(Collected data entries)
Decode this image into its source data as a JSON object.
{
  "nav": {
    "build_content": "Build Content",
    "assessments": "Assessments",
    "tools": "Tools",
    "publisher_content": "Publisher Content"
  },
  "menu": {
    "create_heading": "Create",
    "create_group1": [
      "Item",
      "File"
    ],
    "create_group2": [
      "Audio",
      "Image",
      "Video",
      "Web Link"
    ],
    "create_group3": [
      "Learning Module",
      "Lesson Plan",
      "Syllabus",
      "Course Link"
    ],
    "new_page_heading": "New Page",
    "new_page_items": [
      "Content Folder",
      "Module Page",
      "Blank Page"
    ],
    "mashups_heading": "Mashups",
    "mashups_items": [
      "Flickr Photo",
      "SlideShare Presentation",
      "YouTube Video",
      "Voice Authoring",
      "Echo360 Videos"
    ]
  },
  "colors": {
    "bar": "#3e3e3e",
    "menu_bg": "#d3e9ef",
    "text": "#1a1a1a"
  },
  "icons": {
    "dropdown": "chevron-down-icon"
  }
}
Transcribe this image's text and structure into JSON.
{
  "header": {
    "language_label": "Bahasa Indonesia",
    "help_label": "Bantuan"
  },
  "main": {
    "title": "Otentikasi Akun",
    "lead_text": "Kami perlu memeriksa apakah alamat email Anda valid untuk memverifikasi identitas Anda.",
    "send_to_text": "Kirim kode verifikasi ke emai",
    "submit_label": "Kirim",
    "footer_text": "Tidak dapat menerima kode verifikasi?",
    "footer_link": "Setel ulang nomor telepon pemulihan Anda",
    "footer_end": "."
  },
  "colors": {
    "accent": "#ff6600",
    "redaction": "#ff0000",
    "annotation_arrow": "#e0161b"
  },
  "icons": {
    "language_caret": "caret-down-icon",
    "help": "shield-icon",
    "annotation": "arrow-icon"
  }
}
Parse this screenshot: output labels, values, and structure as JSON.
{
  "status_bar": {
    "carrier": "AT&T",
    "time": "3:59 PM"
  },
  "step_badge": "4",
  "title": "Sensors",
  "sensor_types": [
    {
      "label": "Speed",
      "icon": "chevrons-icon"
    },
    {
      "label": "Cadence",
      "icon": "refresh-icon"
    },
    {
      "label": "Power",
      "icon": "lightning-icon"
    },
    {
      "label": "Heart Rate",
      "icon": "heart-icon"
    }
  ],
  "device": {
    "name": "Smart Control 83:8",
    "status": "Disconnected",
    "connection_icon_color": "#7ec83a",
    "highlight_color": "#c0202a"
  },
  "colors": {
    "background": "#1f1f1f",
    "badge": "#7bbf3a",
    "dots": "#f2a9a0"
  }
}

AIM:
Copy in full each line that holds the word "this".

EXERCISE SOLUTION:
Decode this image into its source data as a JSON object.
Transcribe this image's text and structure into JSON.
Parse this screenshot: output labels, values, and structure as JSON.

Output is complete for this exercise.